Source extract:
The Utah Hockey Club will open their regular season schedule against Connor Bedard and the Chicago Blackhawks on October 8th, 2024. While this will be Utah's first game in franchise history, we do have a lot of previous data on this team, as the Smith Entertainment Group inherited the entire Arizona Coyotes roster.
The Arizona Coyotes have not been competitive in a long time; they have only made one playoff appearance since 2012-13. However, the Smith Entertainment Group bought and brought this franchise to Utah at the perfect time. Over the past few years, the Coyotes did an excellent job drafting and bringing in young talent to rebuild this team.
As we enter the 2024-25 NHL season, Utah will reap the benefits of the rebuilding process that the Arizona Coyotes fans endured. However, this team is still relatively young, and they have yet to make a big jump forward. Utah management's decision to bring in Mikhail Sergachev and John Marino to make this blueline more competitive tells me this team is ready to try and make that jump up the standings.
However, even with bringing in some proven talent, this Utah team still has a lot to prove before people start to believe this team has a real chance to make the playoffs. Here are a couple of areas of concern that could plague the Utah Hockey Club's first season:
Utah Hockey Club's Greatest Year One Concern
Although the Utah Hockey Club inherited one of the deepest prospect pools in the NHL, none of those prospects are NHL-ready goalies, and it appears that Utah will have to use the same goaltending tandem as the Arizona Coyotes have used the last two years.
Connor Ingram and Karel Vejmelka have split games over the last two seasons, and this will likely happen again this year. Vejmelka took most of the load in 2022-23, playing 49 games, but the previous year, Ingram took over the starting job and made 48 starts. I expect Ingram to get the lion's share of the workload again this season as he is coming off back-to-back seasons with positive goals saved above expected. In contrast, Vejmelka has let in 31.6 more goals than expected over the last three years with the Coyotes.

Material provided:
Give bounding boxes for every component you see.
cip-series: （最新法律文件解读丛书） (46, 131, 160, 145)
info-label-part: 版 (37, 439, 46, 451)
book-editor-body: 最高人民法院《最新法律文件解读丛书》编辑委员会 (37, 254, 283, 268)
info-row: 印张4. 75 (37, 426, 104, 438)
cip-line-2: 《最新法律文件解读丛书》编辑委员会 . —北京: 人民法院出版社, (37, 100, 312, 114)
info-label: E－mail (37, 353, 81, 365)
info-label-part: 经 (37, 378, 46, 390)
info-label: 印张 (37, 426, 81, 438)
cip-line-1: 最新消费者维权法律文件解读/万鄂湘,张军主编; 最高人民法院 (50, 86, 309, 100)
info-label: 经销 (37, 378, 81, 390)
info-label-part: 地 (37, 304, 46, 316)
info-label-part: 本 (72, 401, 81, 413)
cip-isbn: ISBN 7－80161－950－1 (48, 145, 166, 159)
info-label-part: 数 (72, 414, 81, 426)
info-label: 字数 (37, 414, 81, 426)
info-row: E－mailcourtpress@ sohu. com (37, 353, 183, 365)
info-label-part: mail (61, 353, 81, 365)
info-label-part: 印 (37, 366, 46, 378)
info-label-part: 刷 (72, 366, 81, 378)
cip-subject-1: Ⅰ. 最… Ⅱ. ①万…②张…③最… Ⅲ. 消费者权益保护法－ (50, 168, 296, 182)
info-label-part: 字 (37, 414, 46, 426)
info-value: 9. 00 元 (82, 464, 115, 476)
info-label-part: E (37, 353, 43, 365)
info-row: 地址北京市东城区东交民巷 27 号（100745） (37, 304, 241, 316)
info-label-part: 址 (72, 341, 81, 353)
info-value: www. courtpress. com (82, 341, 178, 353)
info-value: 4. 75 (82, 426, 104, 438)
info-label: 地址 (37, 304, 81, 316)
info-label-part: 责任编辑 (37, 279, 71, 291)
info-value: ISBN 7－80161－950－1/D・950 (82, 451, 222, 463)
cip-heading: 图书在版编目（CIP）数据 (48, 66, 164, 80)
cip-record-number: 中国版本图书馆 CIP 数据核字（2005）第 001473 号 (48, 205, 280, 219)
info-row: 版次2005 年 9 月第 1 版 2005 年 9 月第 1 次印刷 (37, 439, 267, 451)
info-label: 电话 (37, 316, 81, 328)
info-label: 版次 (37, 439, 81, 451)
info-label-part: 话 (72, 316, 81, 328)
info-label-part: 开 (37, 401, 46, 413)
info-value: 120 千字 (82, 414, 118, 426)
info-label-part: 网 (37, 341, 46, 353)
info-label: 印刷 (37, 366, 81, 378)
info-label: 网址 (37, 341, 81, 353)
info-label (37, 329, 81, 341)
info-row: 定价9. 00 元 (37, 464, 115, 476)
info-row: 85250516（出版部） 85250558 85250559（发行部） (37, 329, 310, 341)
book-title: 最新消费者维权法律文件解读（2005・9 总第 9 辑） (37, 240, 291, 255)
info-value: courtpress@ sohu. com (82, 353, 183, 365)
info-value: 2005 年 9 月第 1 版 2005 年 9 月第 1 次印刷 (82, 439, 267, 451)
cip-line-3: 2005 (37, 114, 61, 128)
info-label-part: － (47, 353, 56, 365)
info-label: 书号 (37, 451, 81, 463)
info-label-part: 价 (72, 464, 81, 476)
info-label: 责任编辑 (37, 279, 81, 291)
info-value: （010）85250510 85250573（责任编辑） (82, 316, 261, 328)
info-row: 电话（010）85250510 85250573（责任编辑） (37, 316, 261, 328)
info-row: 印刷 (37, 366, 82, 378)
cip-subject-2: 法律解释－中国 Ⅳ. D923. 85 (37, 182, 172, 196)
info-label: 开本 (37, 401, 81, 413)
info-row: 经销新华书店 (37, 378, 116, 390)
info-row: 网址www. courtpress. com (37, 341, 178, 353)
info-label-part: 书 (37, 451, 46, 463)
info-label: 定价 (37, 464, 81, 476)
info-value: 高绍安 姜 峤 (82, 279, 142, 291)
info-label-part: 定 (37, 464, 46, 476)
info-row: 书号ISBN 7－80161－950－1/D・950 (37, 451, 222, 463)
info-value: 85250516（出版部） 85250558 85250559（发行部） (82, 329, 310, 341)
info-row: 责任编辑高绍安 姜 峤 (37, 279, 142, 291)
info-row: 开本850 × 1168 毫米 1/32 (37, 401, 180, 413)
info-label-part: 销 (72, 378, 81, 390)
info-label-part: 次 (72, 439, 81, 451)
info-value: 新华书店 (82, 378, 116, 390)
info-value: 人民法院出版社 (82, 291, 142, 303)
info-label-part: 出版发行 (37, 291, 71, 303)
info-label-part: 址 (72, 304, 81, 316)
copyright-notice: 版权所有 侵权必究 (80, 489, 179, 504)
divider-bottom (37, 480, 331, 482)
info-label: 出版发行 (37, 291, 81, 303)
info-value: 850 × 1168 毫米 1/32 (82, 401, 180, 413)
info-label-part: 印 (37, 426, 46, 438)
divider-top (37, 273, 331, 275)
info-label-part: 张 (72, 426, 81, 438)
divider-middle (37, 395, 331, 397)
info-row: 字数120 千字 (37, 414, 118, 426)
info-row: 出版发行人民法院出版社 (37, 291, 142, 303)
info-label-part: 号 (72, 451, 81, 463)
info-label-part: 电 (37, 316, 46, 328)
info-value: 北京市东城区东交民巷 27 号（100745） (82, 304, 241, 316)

Parts of the exercise:
**1.** According to the Utah Hockey Club article, which team will Utah face in its first regular-season game?
**2.** Write the next part of the Utah Hockey Club article, starting after its final sentence.
These rows come from a separate source unrelated to the text.

Task answers:
**1.** The Chicago Blackhawks.

**2.**
With Utah's additions of Sergachev, Marino, and Ian Cole to bolster the blue line, I would not be shocked if both of these guys had the best year of their careers, purely because this is the best defensive team they have played in front of.
However, if this team expects to be in the playoff conversation, it will need more than career-best years, as Ingram has been very average, and Vejmelka has just been bad. Ingram has been serviceable, but when you think of the best teams in the league, Ingram isn't up to the standard of other goalies you see making deep playoff runs, but that is what Utah will need to make the playoffs if Vejmelka does not improve.
Ingram has shown these flashes of brilliance, though. He finished tied for the league lead with six shutouts last season and had the 10th-best high-danger save percentage of any goalie who made five or more starts last year (via NaturalStatTrick). The problem was his consistency. Only 56% of his starts were quality, and 22% were graded as really bad starts (via HockeyReference). Ingram is only 27 years old, so there is lots of time for him to continue to grow, but he is getting to the age where you'd like to settle in and see him become a consistent number-one goalie.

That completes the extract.